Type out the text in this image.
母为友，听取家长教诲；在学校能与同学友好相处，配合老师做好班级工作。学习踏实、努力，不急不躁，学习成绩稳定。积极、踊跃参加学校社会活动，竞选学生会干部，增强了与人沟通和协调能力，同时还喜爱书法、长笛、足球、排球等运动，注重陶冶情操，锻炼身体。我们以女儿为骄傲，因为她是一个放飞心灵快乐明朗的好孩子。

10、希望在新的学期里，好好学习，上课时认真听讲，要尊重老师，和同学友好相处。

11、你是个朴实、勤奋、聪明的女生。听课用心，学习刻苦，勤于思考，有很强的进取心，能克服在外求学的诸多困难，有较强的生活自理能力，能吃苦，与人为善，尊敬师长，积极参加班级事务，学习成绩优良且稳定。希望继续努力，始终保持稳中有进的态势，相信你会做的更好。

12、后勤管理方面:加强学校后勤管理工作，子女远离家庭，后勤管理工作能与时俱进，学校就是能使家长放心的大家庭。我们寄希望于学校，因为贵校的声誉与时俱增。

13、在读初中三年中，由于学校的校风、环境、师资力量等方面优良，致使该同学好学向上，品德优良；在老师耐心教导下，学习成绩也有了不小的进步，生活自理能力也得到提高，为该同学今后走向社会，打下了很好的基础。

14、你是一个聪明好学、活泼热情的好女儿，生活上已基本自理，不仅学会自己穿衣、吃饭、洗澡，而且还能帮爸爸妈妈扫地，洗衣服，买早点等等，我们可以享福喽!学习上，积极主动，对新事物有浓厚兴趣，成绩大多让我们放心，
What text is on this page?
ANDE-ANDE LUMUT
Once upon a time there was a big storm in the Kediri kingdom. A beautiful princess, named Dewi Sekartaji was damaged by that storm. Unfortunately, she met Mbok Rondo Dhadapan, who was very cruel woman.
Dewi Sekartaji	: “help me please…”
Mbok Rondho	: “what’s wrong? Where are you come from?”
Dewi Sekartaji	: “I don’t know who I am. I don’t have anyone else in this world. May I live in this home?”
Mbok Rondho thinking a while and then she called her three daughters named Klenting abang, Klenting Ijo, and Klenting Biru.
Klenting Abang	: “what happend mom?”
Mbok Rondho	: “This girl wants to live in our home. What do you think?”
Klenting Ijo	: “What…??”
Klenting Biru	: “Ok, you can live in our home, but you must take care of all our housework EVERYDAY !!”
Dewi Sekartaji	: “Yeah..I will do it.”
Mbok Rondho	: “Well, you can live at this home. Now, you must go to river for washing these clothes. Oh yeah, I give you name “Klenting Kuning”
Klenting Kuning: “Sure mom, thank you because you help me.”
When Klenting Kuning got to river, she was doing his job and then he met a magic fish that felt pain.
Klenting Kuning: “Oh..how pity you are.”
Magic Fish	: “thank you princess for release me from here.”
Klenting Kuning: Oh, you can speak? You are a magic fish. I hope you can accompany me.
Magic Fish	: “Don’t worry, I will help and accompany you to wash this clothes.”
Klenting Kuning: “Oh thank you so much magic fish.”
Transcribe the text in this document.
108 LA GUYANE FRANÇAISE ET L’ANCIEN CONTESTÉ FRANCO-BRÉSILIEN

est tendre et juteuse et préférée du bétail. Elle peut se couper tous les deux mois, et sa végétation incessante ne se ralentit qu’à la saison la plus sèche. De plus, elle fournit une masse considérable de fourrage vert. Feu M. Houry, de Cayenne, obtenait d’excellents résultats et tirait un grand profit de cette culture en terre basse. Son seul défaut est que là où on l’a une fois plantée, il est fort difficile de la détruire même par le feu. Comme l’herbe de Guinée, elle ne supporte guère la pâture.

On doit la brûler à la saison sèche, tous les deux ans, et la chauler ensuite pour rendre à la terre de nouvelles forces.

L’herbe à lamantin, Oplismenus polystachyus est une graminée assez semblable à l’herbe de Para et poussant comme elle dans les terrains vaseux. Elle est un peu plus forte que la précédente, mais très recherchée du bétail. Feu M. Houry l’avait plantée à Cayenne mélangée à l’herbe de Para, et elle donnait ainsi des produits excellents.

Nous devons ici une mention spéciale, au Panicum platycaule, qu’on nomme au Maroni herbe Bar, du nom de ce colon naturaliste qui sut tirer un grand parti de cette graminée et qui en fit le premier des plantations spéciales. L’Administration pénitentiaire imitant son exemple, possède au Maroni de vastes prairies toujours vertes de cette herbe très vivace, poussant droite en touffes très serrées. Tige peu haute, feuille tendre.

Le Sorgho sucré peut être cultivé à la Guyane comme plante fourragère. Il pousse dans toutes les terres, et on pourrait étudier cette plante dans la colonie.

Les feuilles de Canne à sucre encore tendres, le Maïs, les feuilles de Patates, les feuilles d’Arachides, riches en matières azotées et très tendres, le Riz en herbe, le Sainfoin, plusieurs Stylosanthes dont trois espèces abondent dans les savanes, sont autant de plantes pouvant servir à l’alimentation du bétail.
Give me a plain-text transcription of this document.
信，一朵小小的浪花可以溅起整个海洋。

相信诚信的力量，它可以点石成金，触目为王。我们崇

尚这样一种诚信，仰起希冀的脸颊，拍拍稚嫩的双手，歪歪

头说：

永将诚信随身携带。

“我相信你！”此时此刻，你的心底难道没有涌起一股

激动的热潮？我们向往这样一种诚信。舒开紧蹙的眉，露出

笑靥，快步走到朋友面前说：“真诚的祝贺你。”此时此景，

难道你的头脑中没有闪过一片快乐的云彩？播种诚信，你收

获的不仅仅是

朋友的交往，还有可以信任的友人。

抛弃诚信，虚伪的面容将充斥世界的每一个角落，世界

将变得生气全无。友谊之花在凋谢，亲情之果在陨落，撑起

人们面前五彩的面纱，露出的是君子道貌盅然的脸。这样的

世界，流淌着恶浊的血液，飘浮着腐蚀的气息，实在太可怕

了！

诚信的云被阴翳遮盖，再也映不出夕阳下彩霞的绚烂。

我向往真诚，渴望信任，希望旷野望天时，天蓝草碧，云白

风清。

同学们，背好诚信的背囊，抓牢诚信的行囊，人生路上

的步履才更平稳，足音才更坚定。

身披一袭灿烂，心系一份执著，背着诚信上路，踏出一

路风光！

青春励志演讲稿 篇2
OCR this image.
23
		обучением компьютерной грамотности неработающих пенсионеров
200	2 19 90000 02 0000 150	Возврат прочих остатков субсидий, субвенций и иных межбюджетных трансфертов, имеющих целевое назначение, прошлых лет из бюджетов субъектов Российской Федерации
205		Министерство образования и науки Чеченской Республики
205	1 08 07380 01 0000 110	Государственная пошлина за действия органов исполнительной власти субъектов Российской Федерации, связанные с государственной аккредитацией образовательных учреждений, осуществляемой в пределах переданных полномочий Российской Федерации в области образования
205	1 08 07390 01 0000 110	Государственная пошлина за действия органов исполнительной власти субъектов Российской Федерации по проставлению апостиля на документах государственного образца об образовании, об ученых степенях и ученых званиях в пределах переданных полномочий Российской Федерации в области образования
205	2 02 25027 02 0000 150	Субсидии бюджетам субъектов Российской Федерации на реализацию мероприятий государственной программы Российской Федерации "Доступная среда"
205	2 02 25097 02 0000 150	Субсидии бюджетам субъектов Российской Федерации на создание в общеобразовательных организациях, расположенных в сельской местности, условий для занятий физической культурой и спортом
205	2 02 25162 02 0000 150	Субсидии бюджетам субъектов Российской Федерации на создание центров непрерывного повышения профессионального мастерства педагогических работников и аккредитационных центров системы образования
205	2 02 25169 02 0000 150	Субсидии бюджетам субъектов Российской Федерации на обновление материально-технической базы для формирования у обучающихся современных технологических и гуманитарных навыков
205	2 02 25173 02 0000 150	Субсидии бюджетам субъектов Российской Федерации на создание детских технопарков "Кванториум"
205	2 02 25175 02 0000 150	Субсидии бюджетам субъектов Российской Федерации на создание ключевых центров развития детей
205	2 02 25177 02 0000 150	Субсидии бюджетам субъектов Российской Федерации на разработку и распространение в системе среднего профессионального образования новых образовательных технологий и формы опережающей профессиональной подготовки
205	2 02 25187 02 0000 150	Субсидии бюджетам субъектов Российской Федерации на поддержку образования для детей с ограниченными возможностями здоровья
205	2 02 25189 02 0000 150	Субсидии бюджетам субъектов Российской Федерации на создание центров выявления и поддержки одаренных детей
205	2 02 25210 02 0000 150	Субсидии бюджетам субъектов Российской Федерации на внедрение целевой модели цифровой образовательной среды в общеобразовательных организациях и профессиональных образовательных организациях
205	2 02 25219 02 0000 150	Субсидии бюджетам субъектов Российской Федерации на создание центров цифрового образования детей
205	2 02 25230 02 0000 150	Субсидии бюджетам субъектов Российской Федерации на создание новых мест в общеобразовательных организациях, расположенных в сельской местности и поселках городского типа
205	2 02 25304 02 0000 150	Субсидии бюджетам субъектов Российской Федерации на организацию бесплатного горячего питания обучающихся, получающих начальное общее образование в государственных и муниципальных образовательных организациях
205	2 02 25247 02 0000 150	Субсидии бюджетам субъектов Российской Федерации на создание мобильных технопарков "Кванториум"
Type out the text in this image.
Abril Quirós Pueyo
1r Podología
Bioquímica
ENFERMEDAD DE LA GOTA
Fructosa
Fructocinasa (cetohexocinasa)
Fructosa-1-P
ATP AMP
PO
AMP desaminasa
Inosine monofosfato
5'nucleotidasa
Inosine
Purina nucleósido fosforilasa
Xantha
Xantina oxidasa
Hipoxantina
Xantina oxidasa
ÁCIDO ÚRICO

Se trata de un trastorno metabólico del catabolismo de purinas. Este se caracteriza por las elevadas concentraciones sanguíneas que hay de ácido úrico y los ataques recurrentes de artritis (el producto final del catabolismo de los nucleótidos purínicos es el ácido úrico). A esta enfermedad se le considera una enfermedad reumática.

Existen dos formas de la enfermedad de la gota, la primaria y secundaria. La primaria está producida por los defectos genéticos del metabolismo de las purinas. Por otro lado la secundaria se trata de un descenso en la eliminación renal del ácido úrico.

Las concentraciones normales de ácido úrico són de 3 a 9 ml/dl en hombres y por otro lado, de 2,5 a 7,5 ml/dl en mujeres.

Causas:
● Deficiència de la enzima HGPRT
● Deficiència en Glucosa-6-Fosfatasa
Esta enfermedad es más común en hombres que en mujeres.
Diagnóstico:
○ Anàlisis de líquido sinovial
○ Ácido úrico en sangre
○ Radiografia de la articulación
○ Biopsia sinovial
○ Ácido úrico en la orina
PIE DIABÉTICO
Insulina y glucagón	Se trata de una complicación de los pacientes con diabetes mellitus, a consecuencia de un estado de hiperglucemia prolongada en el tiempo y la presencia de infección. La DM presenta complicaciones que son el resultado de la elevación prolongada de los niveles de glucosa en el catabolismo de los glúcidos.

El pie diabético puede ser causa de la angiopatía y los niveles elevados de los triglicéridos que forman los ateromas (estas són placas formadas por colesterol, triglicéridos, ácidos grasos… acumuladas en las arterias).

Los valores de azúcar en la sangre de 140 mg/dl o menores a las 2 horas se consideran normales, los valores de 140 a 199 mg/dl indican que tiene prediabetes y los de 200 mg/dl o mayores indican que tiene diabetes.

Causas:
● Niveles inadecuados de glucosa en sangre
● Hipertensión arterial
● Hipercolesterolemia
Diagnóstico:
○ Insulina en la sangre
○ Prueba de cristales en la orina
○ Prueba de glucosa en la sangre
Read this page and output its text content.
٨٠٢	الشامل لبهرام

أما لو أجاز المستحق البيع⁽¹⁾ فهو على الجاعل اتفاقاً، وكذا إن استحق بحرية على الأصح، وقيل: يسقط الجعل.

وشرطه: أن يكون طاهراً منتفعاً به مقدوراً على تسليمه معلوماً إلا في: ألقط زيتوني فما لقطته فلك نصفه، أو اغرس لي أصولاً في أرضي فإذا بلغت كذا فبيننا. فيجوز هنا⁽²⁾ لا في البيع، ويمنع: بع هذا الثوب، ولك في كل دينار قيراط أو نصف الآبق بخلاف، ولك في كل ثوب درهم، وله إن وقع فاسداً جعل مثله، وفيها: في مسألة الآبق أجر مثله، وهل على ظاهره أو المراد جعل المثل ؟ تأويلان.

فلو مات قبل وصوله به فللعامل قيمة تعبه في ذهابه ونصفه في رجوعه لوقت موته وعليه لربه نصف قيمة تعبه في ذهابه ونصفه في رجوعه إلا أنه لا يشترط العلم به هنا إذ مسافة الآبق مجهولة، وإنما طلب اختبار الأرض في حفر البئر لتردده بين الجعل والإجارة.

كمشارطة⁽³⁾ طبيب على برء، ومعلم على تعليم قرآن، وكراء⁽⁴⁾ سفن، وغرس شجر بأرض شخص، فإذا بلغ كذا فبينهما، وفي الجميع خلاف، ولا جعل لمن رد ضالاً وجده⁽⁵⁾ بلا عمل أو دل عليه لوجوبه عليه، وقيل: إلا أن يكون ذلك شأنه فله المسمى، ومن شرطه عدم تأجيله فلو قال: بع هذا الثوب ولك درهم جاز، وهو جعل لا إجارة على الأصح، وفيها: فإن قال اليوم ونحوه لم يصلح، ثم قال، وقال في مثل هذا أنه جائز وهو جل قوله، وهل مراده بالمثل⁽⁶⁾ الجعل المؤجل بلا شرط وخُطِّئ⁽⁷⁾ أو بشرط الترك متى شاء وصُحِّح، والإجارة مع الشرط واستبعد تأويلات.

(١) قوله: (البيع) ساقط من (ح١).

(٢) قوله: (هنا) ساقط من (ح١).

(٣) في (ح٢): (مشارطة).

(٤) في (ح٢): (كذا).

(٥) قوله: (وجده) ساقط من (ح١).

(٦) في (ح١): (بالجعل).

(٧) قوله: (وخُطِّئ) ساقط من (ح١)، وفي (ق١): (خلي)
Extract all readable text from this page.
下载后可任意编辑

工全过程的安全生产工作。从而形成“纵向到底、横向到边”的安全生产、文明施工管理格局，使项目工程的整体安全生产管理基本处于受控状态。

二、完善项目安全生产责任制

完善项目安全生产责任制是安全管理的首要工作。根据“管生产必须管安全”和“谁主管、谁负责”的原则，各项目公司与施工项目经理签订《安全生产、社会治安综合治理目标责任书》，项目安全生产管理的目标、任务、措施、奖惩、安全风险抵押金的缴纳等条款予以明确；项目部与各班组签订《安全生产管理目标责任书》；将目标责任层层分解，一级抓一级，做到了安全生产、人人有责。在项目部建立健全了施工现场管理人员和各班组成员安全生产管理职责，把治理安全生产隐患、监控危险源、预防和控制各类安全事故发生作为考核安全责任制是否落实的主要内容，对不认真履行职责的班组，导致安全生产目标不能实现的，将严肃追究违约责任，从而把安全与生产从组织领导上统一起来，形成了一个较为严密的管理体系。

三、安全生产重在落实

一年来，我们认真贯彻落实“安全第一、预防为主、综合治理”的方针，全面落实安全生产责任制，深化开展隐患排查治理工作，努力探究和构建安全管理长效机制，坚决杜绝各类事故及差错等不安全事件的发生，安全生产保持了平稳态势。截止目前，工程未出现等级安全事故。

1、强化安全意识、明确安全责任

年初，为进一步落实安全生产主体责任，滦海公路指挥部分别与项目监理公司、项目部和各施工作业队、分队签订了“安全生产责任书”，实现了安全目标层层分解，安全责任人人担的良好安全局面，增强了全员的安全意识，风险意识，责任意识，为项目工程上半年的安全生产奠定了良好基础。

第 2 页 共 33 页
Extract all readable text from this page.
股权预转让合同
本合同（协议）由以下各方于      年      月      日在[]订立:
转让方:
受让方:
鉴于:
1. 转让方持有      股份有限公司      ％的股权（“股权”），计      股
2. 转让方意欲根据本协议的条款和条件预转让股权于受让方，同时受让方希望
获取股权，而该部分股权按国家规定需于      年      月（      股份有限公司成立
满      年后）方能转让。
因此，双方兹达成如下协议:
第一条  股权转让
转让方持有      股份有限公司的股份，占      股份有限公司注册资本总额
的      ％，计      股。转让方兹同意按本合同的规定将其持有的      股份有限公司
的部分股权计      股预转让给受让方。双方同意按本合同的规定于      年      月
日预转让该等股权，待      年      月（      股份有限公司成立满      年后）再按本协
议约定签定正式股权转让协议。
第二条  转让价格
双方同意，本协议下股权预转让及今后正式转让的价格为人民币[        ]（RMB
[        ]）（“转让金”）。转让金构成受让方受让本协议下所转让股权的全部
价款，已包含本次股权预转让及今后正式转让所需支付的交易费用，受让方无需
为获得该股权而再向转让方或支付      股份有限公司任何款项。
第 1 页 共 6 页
--*--
§ What is being asked
Within the data above, pick out all lines holding the word "Кванториум".

§ The output
205	2 02 25173 02 0000 150	Субсидии бюджетам субъектов Российской Федерации на создание детских технопарков "Кванториум"
205	2 02 25247 02 0000 150	Субсидии бюджетам субъектов Российской Федерации на создание мобильных технопарков "Кванториум"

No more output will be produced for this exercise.